** begin RAW RECORDS **

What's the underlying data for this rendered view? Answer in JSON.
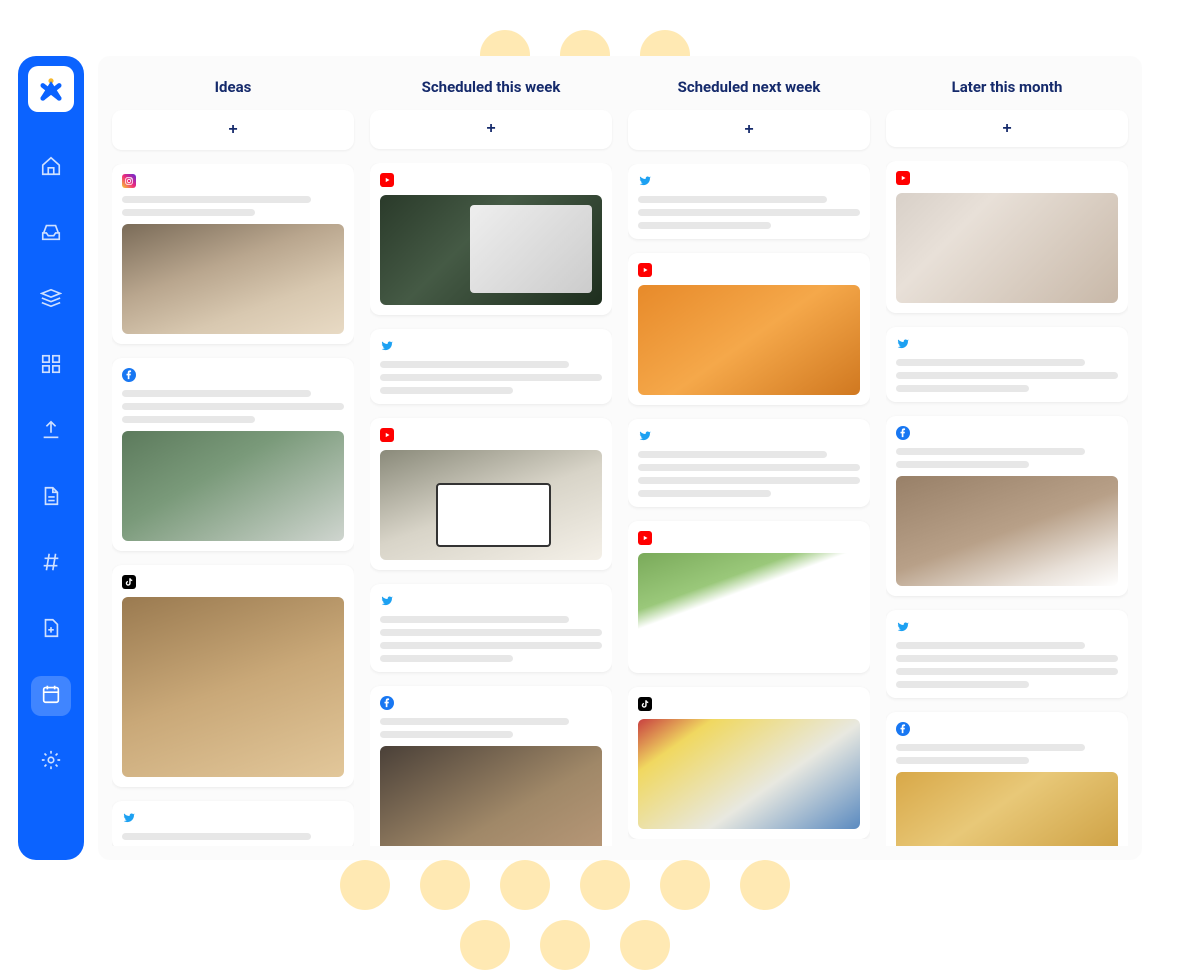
{
  "sidebar": {
    "items": [
      {
        "name": "home",
        "active": false
      },
      {
        "name": "inbox",
        "active": false
      },
      {
        "name": "library",
        "active": false
      },
      {
        "name": "apps",
        "active": false
      },
      {
        "name": "upload",
        "active": false
      },
      {
        "name": "document",
        "active": false
      },
      {
        "name": "hashtag",
        "active": false
      },
      {
        "name": "new-page",
        "active": false
      },
      {
        "name": "calendar",
        "active": true
      },
      {
        "name": "settings",
        "active": false
      }
    ]
  },
  "board": {
    "columns": [
      {
        "title": "Ideas",
        "add_label": "+",
        "cards": [
          {
            "platform": "instagram",
            "lines": 2,
            "image": "coolers",
            "img_h": "tall"
          },
          {
            "platform": "facebook",
            "lines": 3,
            "image": "backpack",
            "img_h": "tall"
          },
          {
            "platform": "tiktok",
            "lines": 0,
            "image": "truckbed",
            "img_h": "xtall"
          },
          {
            "platform": "twitter",
            "lines": 0,
            "image": null
          }
        ]
      },
      {
        "title": "Scheduled this week",
        "add_label": "+",
        "cards": [
          {
            "platform": "youtube",
            "lines": 0,
            "image": "cans",
            "img_h": "tall"
          },
          {
            "platform": "twitter",
            "lines": 3,
            "image": null
          },
          {
            "platform": "youtube",
            "lines": 0,
            "image": "rockscooler",
            "img_h": "tall"
          },
          {
            "platform": "twitter",
            "lines": 4,
            "image": null
          },
          {
            "platform": "facebook",
            "lines": 2,
            "image": "canyon",
            "img_h": "tall"
          }
        ]
      },
      {
        "title": "Scheduled next week",
        "add_label": "+",
        "cards": [
          {
            "platform": "twitter",
            "lines": 3,
            "image": null
          },
          {
            "platform": "youtube",
            "lines": 0,
            "image": "drink",
            "img_h": "tall"
          },
          {
            "platform": "twitter",
            "lines": 4,
            "image": null
          },
          {
            "platform": "youtube",
            "lines": 0,
            "image": "whitecooler",
            "img_h": "tall"
          },
          {
            "platform": "tiktok",
            "lines": 0,
            "image": "coolerkayak",
            "img_h": "tall"
          }
        ]
      },
      {
        "title": "Later this month",
        "add_label": "+",
        "cards": [
          {
            "platform": "youtube",
            "lines": 0,
            "image": "truly",
            "img_h": "tall"
          },
          {
            "platform": "twitter",
            "lines": 3,
            "image": null
          },
          {
            "platform": "facebook",
            "lines": 2,
            "image": "boat",
            "img_h": "tall"
          },
          {
            "platform": "twitter",
            "lines": 4,
            "image": null
          },
          {
            "platform": "facebook",
            "lines": 2,
            "image": "stickers",
            "img_h": "tall"
          }
        ]
      }
    ]
  },
  "colors": {
    "brand_blue": "#0b63ff",
    "title_navy": "#152a6b"
  }
}
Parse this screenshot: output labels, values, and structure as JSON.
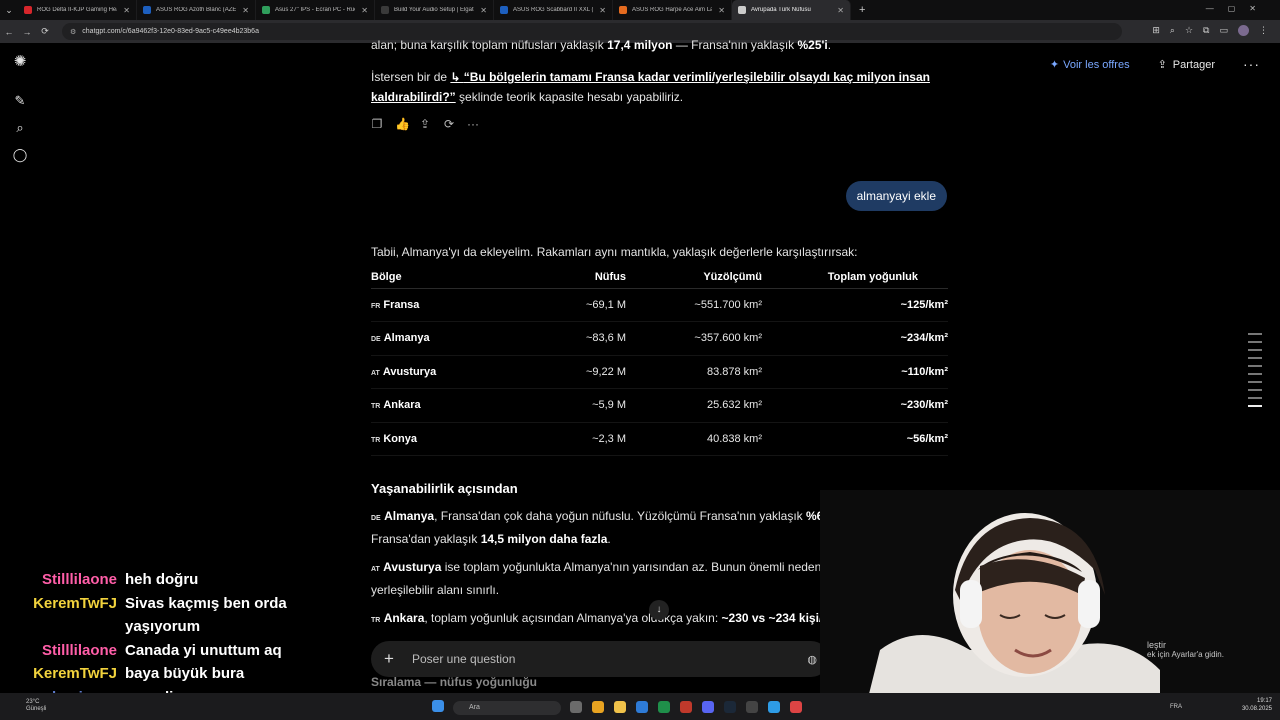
{
  "browser": {
    "tabs": [
      {
        "title": "ROG Delta II-KJP Gaming Headset",
        "color": "#d7262b"
      },
      {
        "title": "ASUS ROG Azoth Blanc (AZERTY)",
        "color": "#1d5fbf"
      },
      {
        "title": "Asus 27\" IPS - Ecran PC - Rue du Commerce",
        "color": "#2f9e5c"
      },
      {
        "title": "Build Your Audio Setup | Elgato",
        "color": "#3a3a3a"
      },
      {
        "title": "ASUS ROG Scabbard II XXL (Arm...",
        "color": "#1d5fbf"
      },
      {
        "title": "ASUS ROG Harpe Ace Aim Lab Edition",
        "color": "#e56b1f"
      },
      {
        "title": "Avrupada Türk Nüfusu",
        "color": "#cccccc"
      }
    ],
    "active_tab_index": 6,
    "url": "chatgpt.com/c/6a9462f3-12e0-83ed-9ac5-c49ee4b23b6a"
  },
  "header": {
    "offers_label": "Voir les offres",
    "share_label": "Partager"
  },
  "conversation": {
    "prev_line": "alan; buna karşılık toplam nüfusları yaklaşık 17,4 milyon — Fransa'nın yaklaşık %25'i.",
    "prev_line_parts": {
      "a": "alan; buna karşılık toplam nüfusları yaklaşık ",
      "b": "17,4 milyon",
      "c": " — Fransa'nın yaklaşık ",
      "d": "%25'i",
      "e": "."
    },
    "suggestion_prefix": "İstersen bir de ",
    "suggestion_arrow": "↳ ",
    "suggestion_link": "“Bu bölgelerin tamamı Fransa kadar verimli/yerleşilebilir olsaydı kaç milyon insan kaldırabilirdi?”",
    "suggestion_suffix": " şeklinde teorik kapasite hesabı yapabiliriz.",
    "user_message": "almanyayi ekle",
    "intro": "Tabii, Almanya'yı da ekleyelim. Rakamları aynı mantıkla, yaklaşık değerlerle karşılaştırırsak:",
    "table": {
      "headers": [
        "Bölge",
        "Nüfus",
        "Yüzölçümü",
        "Toplam yoğunluk"
      ],
      "rows": [
        {
          "flag": "FR",
          "name": "Fransa",
          "pop": "~69,1 M",
          "area": "~551.700 km²",
          "density": "~125/km²"
        },
        {
          "flag": "DE",
          "name": "Almanya",
          "pop": "~83,6 M",
          "area": "~357.600 km²",
          "density": "~234/km²"
        },
        {
          "flag": "AT",
          "name": "Avusturya",
          "pop": "~9,22 M",
          "area": "83.878 km²",
          "density": "~110/km²"
        },
        {
          "flag": "TR",
          "name": "Ankara",
          "pop": "~5,9 M",
          "area": "25.632 km²",
          "density": "~230/km²"
        },
        {
          "flag": "TR",
          "name": "Konya",
          "pop": "~2,3 M",
          "area": "40.838 km²",
          "density": "~56/km²"
        }
      ]
    },
    "section_title": "Yaşanabilirlik açısından",
    "para1": {
      "flag": "DE",
      "bold": "Almanya",
      "t1": ", Fransa'dan çok daha yoğun nüfuslu. Yüzölçümü Fransa'nın yaklaşık ",
      "b2": "%65'i",
      "t2": ", ama nüfusu Fransa'dan yaklaşık ",
      "b3": "14,5 milyon daha fazla",
      "t3": "."
    },
    "para2": {
      "flag": "AT",
      "bold": "Avusturya",
      "t1": " ise toplam yoğunlukta Almanya'nın yarısından az. Bunun önemli nedeni Alpler: ülkenin yerleşilebilir alanı sınırlı."
    },
    "para3": {
      "flag": "TR",
      "bold": "Ankara",
      "t1": ", toplam yoğunluk açısından Almanya'ya oldukça yakın: ",
      "b2": "~230 vs ~234 kişi/km²",
      "t2": "."
    },
    "trailing_text": "Sıralama — nüfus yoğunluğu"
  },
  "composer": {
    "placeholder": "Poser une question"
  },
  "stream_chat": [
    {
      "user": "Stilllilaone",
      "color": "#ff5ea8",
      "msg": "heh doğru"
    },
    {
      "user": "KeremTwFJ",
      "color": "#f2d33d",
      "msg": "Sivas kaçmış ben orda yaşıyorum"
    },
    {
      "user": "Stilllilaone",
      "color": "#ff5ea8",
      "msg": "Canada yi unuttum aq"
    },
    {
      "user": "KeremTwFJ",
      "color": "#f2d33d",
      "msg": "baya büyük bura"
    },
    {
      "user": "lumixeux",
      "color": "#5b79c9",
      "msg": "onemli"
    }
  ],
  "windows_toast": {
    "title": "leştir",
    "body": "ek için Ayarlar'a gidin."
  },
  "taskbar": {
    "weather_temp": "23°C",
    "weather_desc": "Güneşli",
    "search_placeholder": "Ara",
    "lang": "FRA",
    "time": "19:17",
    "date": "30.08.2025"
  }
}
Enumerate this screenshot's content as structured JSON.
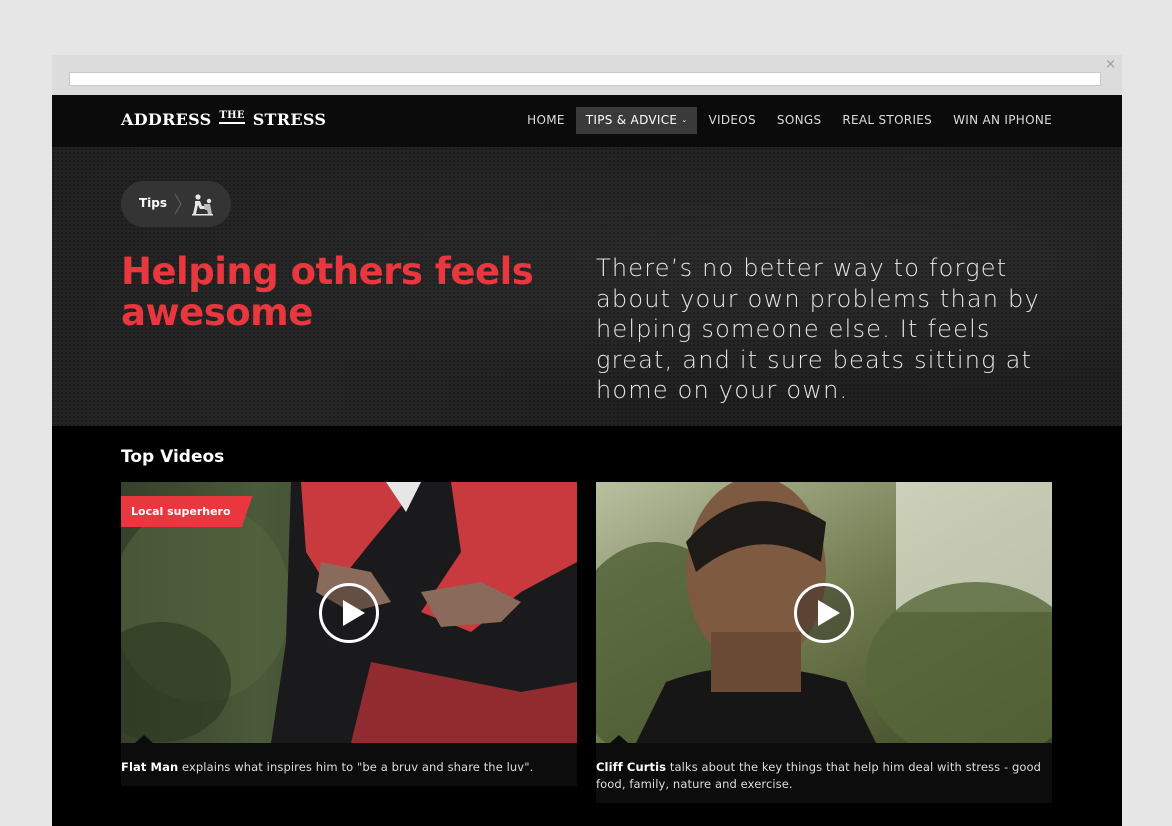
{
  "browser": {
    "close_glyph": "×"
  },
  "logo": {
    "part1": "ADDRESS",
    "part2": "THE",
    "part3": "STRESS"
  },
  "nav": [
    {
      "label": "HOME"
    },
    {
      "label": "TIPS & ADVICE",
      "active": true,
      "caret": "⌄"
    },
    {
      "label": "VIDEOS"
    },
    {
      "label": "SONGS"
    },
    {
      "label": "REAL STORIES"
    },
    {
      "label": "WIN AN IPHONE"
    }
  ],
  "breadcrumb": {
    "label": "Tips",
    "icon": "helping-hands-icon"
  },
  "hero": {
    "headline": "Helping others feels awesome",
    "intro": "There’s no better way to forget about your own problems than by helping someone else. It feels great, and it sure beats sitting at home on your own."
  },
  "section": {
    "title": "Top Videos"
  },
  "videos": [
    {
      "tag": "Local superhero",
      "name": "Flat Man",
      "caption": " explains what inspires him to \"be a bruv and share the luv\"."
    },
    {
      "tag": "",
      "name": "Cliff Curtis",
      "caption": " talks about the key things that help him deal with stress - good food, family, nature and exercise."
    }
  ],
  "colors": {
    "accent": "#e8373f",
    "background": "#000000",
    "hero_bg": "#202020"
  }
}
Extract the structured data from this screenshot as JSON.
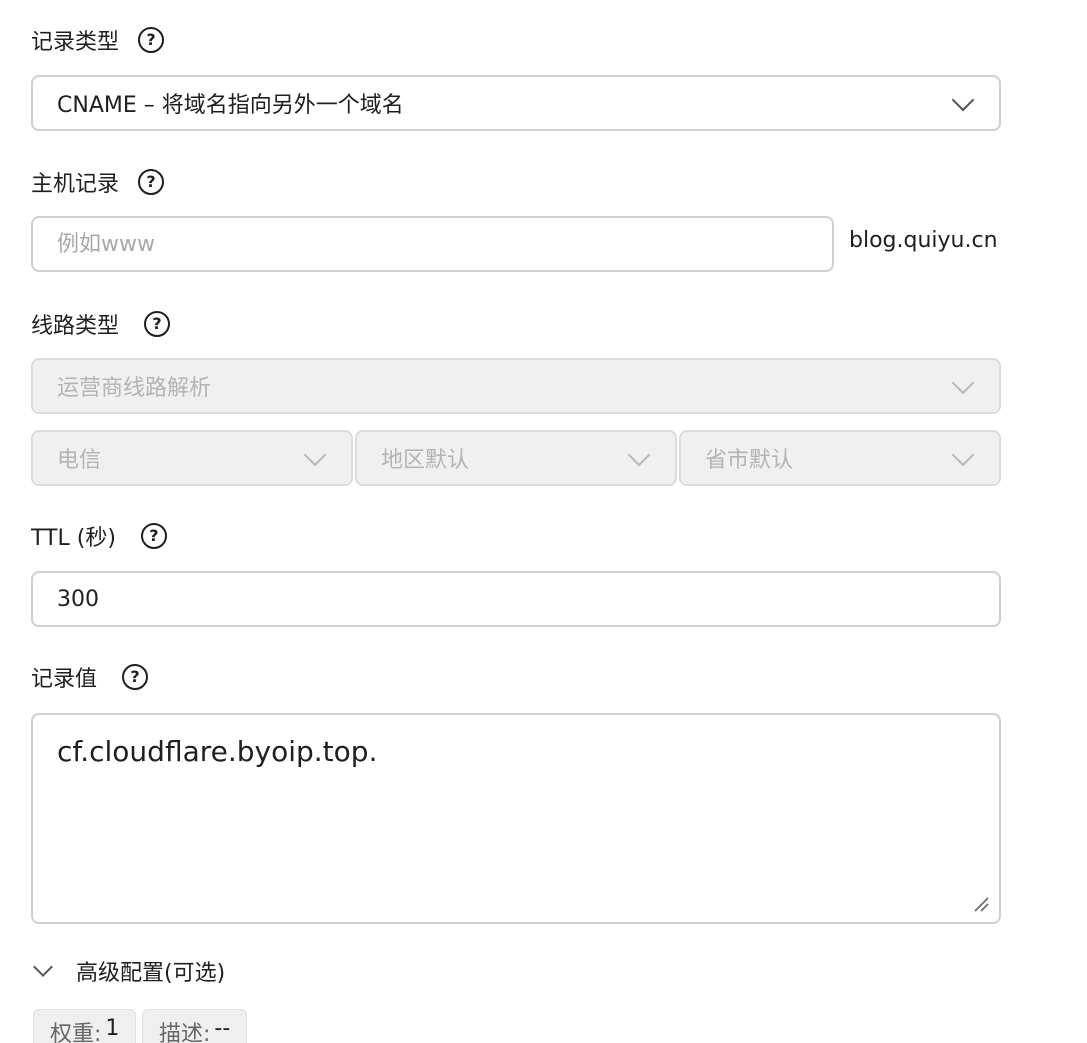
{
  "record_type": {
    "label": "记录类型",
    "help": "?",
    "value": "CNAME – 将域名指向另外一个域名"
  },
  "host_record": {
    "label": "主机记录",
    "help": "?",
    "placeholder": "例如www",
    "value": "",
    "suffix": "blog.quiyu.cn"
  },
  "line_type": {
    "label": "线路类型",
    "help": "?",
    "main_value": "运营商线路解析",
    "isp_value": "电信",
    "region_value": "地区默认",
    "province_value": "省市默认"
  },
  "ttl": {
    "label": "TTL (秒)",
    "help": "?",
    "value": "300"
  },
  "record_value": {
    "label": "记录值",
    "help": "?",
    "value": "cf.cloudflare.byoip.top."
  },
  "advanced": {
    "label": "高级配置(可选)",
    "weight_label": "权重:",
    "weight_value": "1",
    "desc_label": "描述:",
    "desc_value": "--"
  },
  "icons": {
    "help": "question-circle-icon",
    "dropdown": "chevron-down-icon"
  }
}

** end RAW RECORDS **

-- AIM --
Every line that holds the string "intro" should be returned.

-- CORRECT RESPONSE --
    "intro": "Tabii, Almanya'yı da ekleyelim. Rakamları aynı mantıkla, yaklaşık değerlerle karşılaştırırsak:",
    "intro": "There’s no better way to forget about your own problems than by helping someone else. It feels great, and it sure beats sitting at home on your own."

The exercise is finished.